## Directive
Pull out each line of the data that includes the word "KONAWE".

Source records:
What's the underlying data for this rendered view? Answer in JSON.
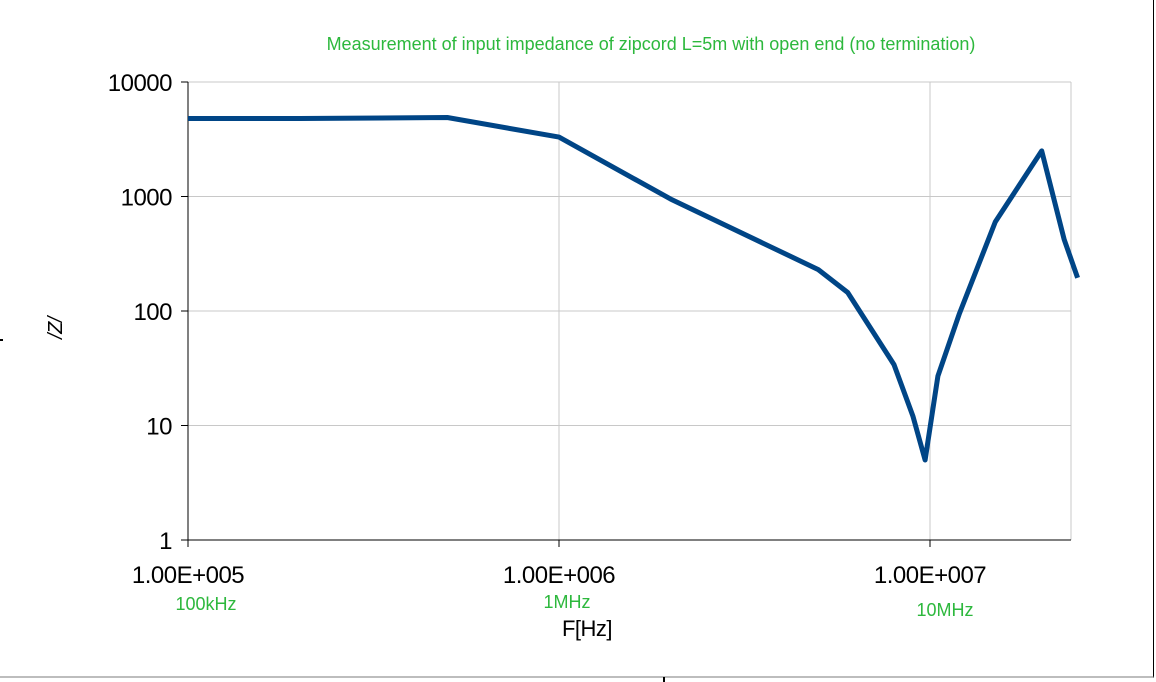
{
  "colors": {
    "series": "#004586",
    "annotation": "#2db83d",
    "grid": "#c8c8c8",
    "axis": "#000000"
  },
  "chart_data": {
    "type": "line",
    "title": "Measurement of input impedance of zipcord L=5m with open end (no termination)",
    "xlabel": "F[Hz]",
    "ylabel": "/Z/",
    "x_scale": "log",
    "y_scale": "log",
    "xlim": [
      100000,
      25000000
    ],
    "ylim": [
      1,
      10000
    ],
    "x_ticks": [
      {
        "value": 100000,
        "label": "1.00E+005",
        "note": "100kHz"
      },
      {
        "value": 1000000,
        "label": "1.00E+006",
        "note": "1MHz"
      },
      {
        "value": 10000000,
        "label": "1.00E+007",
        "note": "10MHz"
      }
    ],
    "y_ticks": [
      {
        "value": 1,
        "label": "1"
      },
      {
        "value": 10,
        "label": "10"
      },
      {
        "value": 100,
        "label": "100"
      },
      {
        "value": 1000,
        "label": "1000"
      },
      {
        "value": 10000,
        "label": "10000"
      }
    ],
    "grid": true,
    "legend": "none",
    "series": [
      {
        "x": [
          100000,
          200000,
          500000,
          1000000,
          2000000,
          5000000,
          6000000,
          8000000,
          9000000,
          9700000,
          10500000,
          12000000,
          15000000,
          20000000,
          23000000,
          25000000
        ],
        "y": [
          4800,
          4800,
          4900,
          3300,
          950,
          230,
          145,
          34,
          12,
          5,
          27,
          95,
          600,
          2500,
          420,
          195
        ]
      }
    ]
  }
}
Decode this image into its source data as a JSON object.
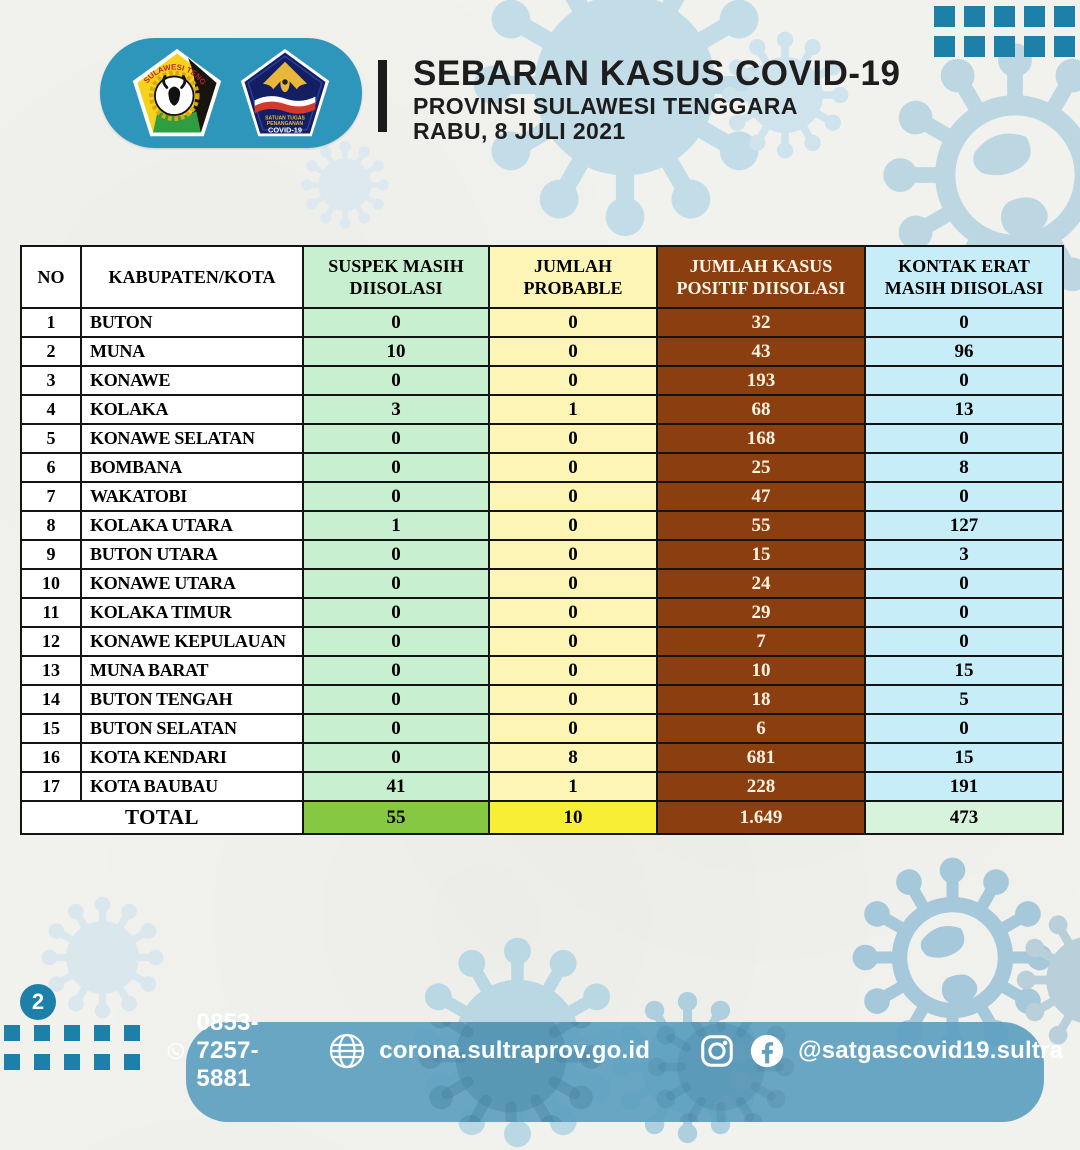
{
  "page": {
    "badge_number": "2"
  },
  "header": {
    "title": "SEBARAN KASUS COVID-19",
    "subtitle": "PROVINSI SULAWESI TENGGARA",
    "date": "RABU, 8 JULI 2021",
    "logo_sultra_text": "SULAWESI TENGGARA",
    "logo_satgas_line1": "SATUAN TUGAS",
    "logo_satgas_line2": "PENANGANAN",
    "logo_satgas_line3": "COVID-19"
  },
  "table": {
    "columns": [
      "NO",
      "KABUPATEN/KOTA",
      "SUSPEK MASIH DIISOLASI",
      "JUMLAH PROBABLE",
      "JUMLAH KASUS POSITIF DIISOLASI",
      "KONTAK ERAT MASIH DIISOLASI"
    ],
    "rows": [
      {
        "no": "1",
        "name": "BUTON",
        "suspek": "0",
        "probable": "0",
        "positif": "32",
        "kontak": "0"
      },
      {
        "no": "2",
        "name": "MUNA",
        "suspek": "10",
        "probable": "0",
        "positif": "43",
        "kontak": "96"
      },
      {
        "no": "3",
        "name": "KONAWE",
        "suspek": "0",
        "probable": "0",
        "positif": "193",
        "kontak": "0"
      },
      {
        "no": "4",
        "name": "KOLAKA",
        "suspek": "3",
        "probable": "1",
        "positif": "68",
        "kontak": "13"
      },
      {
        "no": "5",
        "name": "KONAWE SELATAN",
        "suspek": "0",
        "probable": "0",
        "positif": "168",
        "kontak": "0"
      },
      {
        "no": "6",
        "name": "BOMBANA",
        "suspek": "0",
        "probable": "0",
        "positif": "25",
        "kontak": "8"
      },
      {
        "no": "7",
        "name": "WAKATOBI",
        "suspek": "0",
        "probable": "0",
        "positif": "47",
        "kontak": "0"
      },
      {
        "no": "8",
        "name": "KOLAKA UTARA",
        "suspek": "1",
        "probable": "0",
        "positif": "55",
        "kontak": "127"
      },
      {
        "no": "9",
        "name": "BUTON UTARA",
        "suspek": "0",
        "probable": "0",
        "positif": "15",
        "kontak": "3"
      },
      {
        "no": "10",
        "name": "KONAWE UTARA",
        "suspek": "0",
        "probable": "0",
        "positif": "24",
        "kontak": "0"
      },
      {
        "no": "11",
        "name": "KOLAKA TIMUR",
        "suspek": "0",
        "probable": "0",
        "positif": "29",
        "kontak": "0"
      },
      {
        "no": "12",
        "name": "KONAWE KEPULAUAN",
        "suspek": "0",
        "probable": "0",
        "positif": "7",
        "kontak": "0"
      },
      {
        "no": "13",
        "name": "MUNA BARAT",
        "suspek": "0",
        "probable": "0",
        "positif": "10",
        "kontak": "15"
      },
      {
        "no": "14",
        "name": "BUTON TENGAH",
        "suspek": "0",
        "probable": "0",
        "positif": "18",
        "kontak": "5"
      },
      {
        "no": "15",
        "name": "BUTON SELATAN",
        "suspek": "0",
        "probable": "0",
        "positif": "6",
        "kontak": "0"
      },
      {
        "no": "16",
        "name": "KOTA KENDARI",
        "suspek": "0",
        "probable": "8",
        "positif": "681",
        "kontak": "15"
      },
      {
        "no": "17",
        "name": "KOTA BAUBAU",
        "suspek": "41",
        "probable": "1",
        "positif": "228",
        "kontak": "191"
      }
    ],
    "total": {
      "label": "TOTAL",
      "suspek": "55",
      "probable": "10",
      "positif": "1.649",
      "kontak": "473"
    }
  },
  "footer": {
    "phone": "0853-7257-5881",
    "website": "corona.sultraprov.go.id",
    "social": "@satgascovid19.sultra"
  },
  "colors": {
    "banner_teal": "#2e95bb",
    "squares_teal": "#1d80a8",
    "col_suspek": "#c8efcf",
    "col_probable": "#fdf5b5",
    "col_positif": "#8b3f10",
    "col_kontak": "#c7edf8",
    "total_suspek": "#86c842",
    "total_probable": "#f8ee33",
    "total_kontak": "#d8f3dc",
    "footer_blue": "#5fa0c1"
  }
}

## Final result
        "name": "KONAWE",
        "name": "KONAWE SELATAN",
        "name": "KONAWE UTARA",
        "name": "KONAWE KEPULAUAN",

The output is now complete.